- Set exercise
Select the lines of the records containing the word "text" and list them.

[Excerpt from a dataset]
╔══
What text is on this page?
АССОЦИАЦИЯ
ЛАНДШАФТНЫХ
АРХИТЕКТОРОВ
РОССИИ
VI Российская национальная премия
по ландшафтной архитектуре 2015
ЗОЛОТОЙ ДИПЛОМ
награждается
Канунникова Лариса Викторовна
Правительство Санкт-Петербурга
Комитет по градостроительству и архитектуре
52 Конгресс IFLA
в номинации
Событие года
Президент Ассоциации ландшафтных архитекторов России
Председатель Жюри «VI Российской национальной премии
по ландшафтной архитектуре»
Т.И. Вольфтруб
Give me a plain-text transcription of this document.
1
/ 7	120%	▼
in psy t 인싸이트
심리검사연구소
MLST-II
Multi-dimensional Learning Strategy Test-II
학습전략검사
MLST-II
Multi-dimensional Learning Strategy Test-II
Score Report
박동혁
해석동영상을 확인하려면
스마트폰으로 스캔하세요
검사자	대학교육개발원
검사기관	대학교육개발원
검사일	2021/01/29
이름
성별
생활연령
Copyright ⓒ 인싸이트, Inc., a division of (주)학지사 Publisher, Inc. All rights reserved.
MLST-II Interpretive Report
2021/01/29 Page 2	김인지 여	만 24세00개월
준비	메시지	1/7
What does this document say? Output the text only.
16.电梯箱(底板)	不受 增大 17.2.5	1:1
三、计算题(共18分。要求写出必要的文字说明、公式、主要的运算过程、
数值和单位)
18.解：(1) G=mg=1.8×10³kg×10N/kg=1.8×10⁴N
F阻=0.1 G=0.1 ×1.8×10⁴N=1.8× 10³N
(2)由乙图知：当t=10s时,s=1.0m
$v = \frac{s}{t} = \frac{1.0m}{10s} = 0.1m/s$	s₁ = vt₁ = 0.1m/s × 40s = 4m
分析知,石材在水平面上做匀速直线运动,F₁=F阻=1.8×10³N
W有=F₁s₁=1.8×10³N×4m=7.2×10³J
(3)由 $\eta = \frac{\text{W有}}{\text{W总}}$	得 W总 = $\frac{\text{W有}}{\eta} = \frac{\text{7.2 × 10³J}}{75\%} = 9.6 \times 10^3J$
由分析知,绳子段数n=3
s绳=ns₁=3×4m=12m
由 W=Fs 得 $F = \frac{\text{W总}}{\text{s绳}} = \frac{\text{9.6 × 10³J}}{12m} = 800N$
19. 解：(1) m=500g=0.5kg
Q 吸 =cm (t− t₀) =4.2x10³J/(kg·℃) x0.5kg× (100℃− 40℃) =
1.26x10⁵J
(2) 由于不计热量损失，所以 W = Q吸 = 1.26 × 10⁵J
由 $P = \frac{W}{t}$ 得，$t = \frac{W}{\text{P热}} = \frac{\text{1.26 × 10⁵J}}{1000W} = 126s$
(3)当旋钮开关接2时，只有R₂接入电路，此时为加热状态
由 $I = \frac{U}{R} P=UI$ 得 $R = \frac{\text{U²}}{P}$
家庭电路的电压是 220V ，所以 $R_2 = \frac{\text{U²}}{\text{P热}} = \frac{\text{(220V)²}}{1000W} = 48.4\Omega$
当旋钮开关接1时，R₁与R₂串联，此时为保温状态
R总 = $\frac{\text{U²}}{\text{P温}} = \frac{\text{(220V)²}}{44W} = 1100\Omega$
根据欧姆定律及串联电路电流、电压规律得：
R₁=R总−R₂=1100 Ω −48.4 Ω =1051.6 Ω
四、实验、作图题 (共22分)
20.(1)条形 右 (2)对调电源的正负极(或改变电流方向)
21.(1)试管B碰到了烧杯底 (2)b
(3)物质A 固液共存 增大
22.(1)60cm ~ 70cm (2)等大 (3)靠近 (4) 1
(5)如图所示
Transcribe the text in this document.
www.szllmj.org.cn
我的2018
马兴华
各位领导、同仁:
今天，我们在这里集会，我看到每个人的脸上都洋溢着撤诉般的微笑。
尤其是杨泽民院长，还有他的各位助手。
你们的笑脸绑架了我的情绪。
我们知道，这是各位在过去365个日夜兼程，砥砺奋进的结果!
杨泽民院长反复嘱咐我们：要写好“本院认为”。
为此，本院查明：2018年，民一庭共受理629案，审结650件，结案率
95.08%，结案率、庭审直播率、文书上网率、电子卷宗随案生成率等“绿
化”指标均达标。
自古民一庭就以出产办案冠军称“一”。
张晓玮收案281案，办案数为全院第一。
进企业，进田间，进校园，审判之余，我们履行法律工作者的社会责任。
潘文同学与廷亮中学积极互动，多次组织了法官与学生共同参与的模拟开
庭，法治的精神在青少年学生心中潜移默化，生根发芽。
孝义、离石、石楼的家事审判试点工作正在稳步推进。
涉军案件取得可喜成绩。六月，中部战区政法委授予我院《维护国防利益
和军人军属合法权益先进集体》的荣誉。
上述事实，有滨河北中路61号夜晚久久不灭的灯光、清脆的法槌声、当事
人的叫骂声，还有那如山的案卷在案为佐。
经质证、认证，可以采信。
╚══
- Answer for the task
What text is on this page?
Give me a plain-text transcription of this document.
What does this document say? Output the text only.
(3)由 $\eta = \frac{\text{W有}}{\text{W总}}$	得 W总 = $\frac{\text{W有}}{\eta} = \frac{\text{7.2 × 10³J}}{75\%} = 9.6 \times 10^3J$
由 W=Fs 得 $F = \frac{\text{W总}}{\text{s绳}} = \frac{\text{9.6 × 10³J}}{12m} = 800N$
由 $P = \frac{W}{t}$ 得，$t = \frac{W}{\text{P热}} = \frac{\text{1.26 × 10⁵J}}{1000W} = 126s$
由 $I = \frac{U}{R} P=UI$ 得 $R = \frac{\text{U²}}{P}$
家庭电路的电压是 220V ，所以 $R_2 = \frac{\text{U²}}{\text{P热}} = \frac{\text{(220V)²}}{1000W} = 48.4\Omega$
R总 = $\frac{\text{U²}}{\text{P温}} = \frac{\text{(220V)²}}{44W} = 1100\Omega$
Transcribe the text in this document.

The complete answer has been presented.